-- Start DATASET RECORDS --

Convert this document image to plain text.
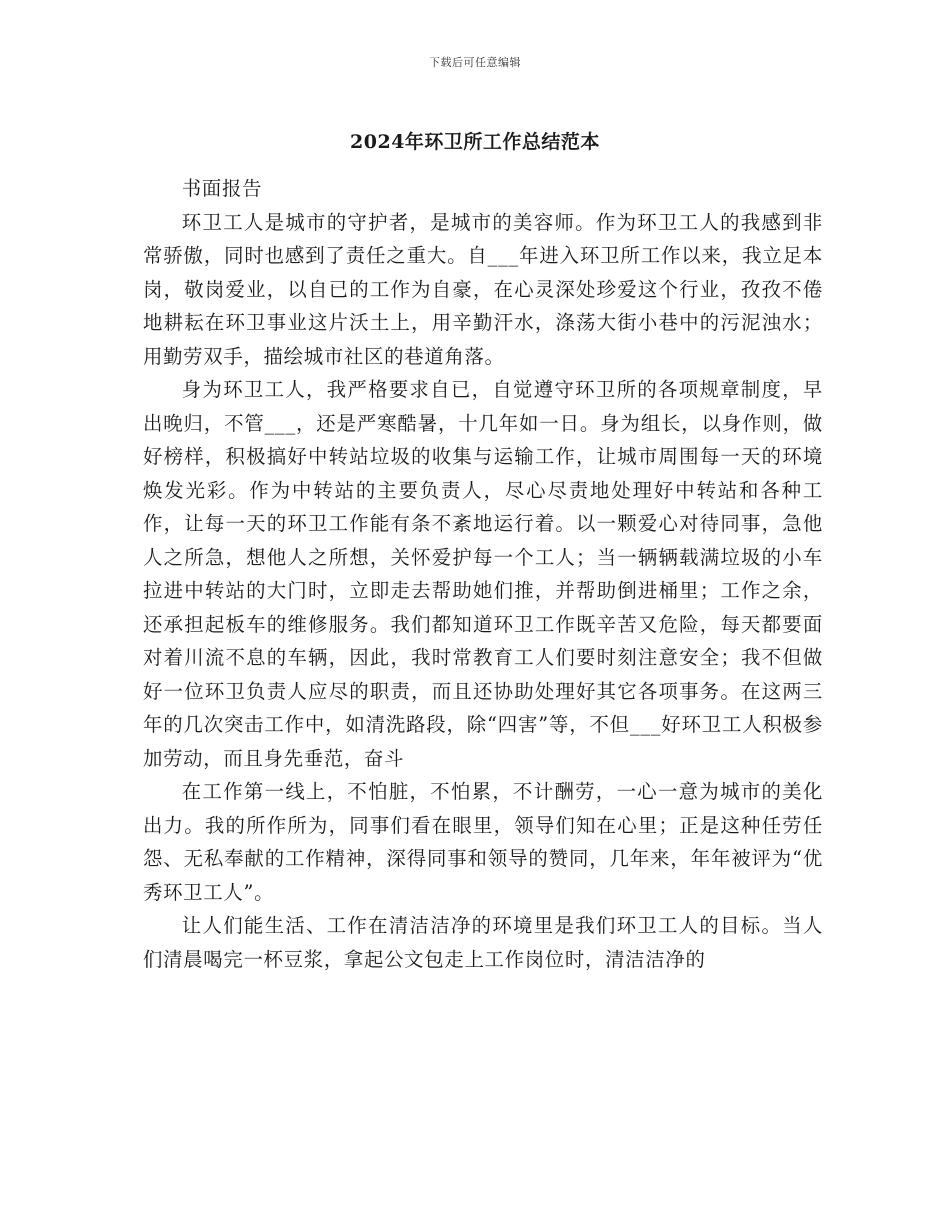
下载后可任意编辑
2024年环卫所工作总结范本

书面报告

环卫工人是城市的守护者，是城市的美容师。作为环卫工人的我感到非常骄傲，同时也感到了责任之重大。自___年进入环卫所工作以来，我立足本岗，敬岗爱业，以自已的工作为自豪，在心灵深处珍爱这个行业，孜孜不倦地耕耘在环卫事业这片沃土上，用辛勤汗水，涤荡大街小巷中的污泥浊水；用勤劳双手，描绘城市社区的巷道角落。

身为环卫工人，我严格要求自已，自觉遵守环卫所的各项规章制度，早出晚归，不管___，还是严寒酷暑，十几年如一日。身为组长，以身作则，做好榜样，积极搞好中转站垃圾的收集与运输工作，让城市周围每一天的环境焕发光彩。作为中转站的主要负责人，尽心尽责地处理好中转站和各种工作，让每一天的环卫工作能有条不紊地运行着。以一颗爱心对待同事，急他人之所急，想他人之所想，关怀爱护每一个工人；当一辆辆载满垃圾的小车拉进中转站的大门时，立即走去帮助她们推，并帮助倒进桶里；工作之余，还承担起板车的维修服务。我们都知道环卫工作既辛苦又危险，每天都要面对着川流不息的车辆，因此，我时常教育工人们要时刻注意安全；我不但做好一位环卫负责人应尽的职责，而且还协助处理好其它各项事务。在这两三年的几次突击工作中，如清洗路段，除“四害”等，不但___好环卫工人积极参加劳动，而且身先垂范，奋斗

在工作第一线上，不怕脏，不怕累，不计酬劳，一心一意为城市的美化出力。我的所作所为，同事们看在眼里，领导们知在心里；正是这种任劳任怨、无私奉献的工作精神，深得同事和领导的赞同，几年来，年年被评为“优秀环卫工人”。

让人们能生活、工作在清洁洁净的环境里是我们环卫工人的目标。当人们清晨喝完一杯豆浆，拿起公文包走上工作岗位时，清洁洁净的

-- End DATASET RECORDS --

Write out the whole listing exactly, and drop the pictures.

Convert this document image to plain text.
下载后可任意编辑
2024年环卫所工作总结范本

书面报告

环卫工人是城市的守护者，是城市的美容师。作为环卫工人的我感到非常骄傲，同时也感到了责任之重大。自___年进入环卫所工作以来，我立足本岗，敬岗爱业，以自已的工作为自豪，在心灵深处珍爱这个行业，孜孜不倦地耕耘在环卫事业这片沃土上，用辛勤汗水，涤荡大街小巷中的污泥浊水；用勤劳双手，描绘城市社区的巷道角落。

身为环卫工人，我严格要求自已，自觉遵守环卫所的各项规章制度，早出晚归，不管___，还是严寒酷暑，十几年如一日。身为组长，以身作则，做好榜样，积极搞好中转站垃圾的收集与运输工作，让城市周围每一天的环境焕发光彩。作为中转站的主要负责人，尽心尽责地处理好中转站和各种工作，让每一天的环卫工作能有条不紊地运行着。以一颗爱心对待同事，急他人之所急，想他人之所想，关怀爱护每一个工人；当一辆辆载满垃圾的小车拉进中转站的大门时，立即走去帮助她们推，并帮助倒进桶里；工作之余，还承担起板车的维修服务。我们都知道环卫工作既辛苦又危险，每天都要面对着川流不息的车辆，因此，我时常教育工人们要时刻注意安全；我不但做好一位环卫负责人应尽的职责，而且还协助处理好其它各项事务。在这两三年的几次突击工作中，如清洗路段，除“四害”等，不但___好环卫工人积极参加劳动，而且身先垂范，奋斗

在工作第一线上，不怕脏，不怕累，不计酬劳，一心一意为城市的美化出力。我的所作所为，同事们看在眼里，领导们知在心里；正是这种任劳任怨、无私奉献的工作精神，深得同事和领导的赞同，几年来，年年被评为“优秀环卫工人”。

让人们能生活、工作在清洁洁净的环境里是我们环卫工人的目标。当人们清晨喝完一杯豆浆，拿起公文包走上工作岗位时，清洁洁净的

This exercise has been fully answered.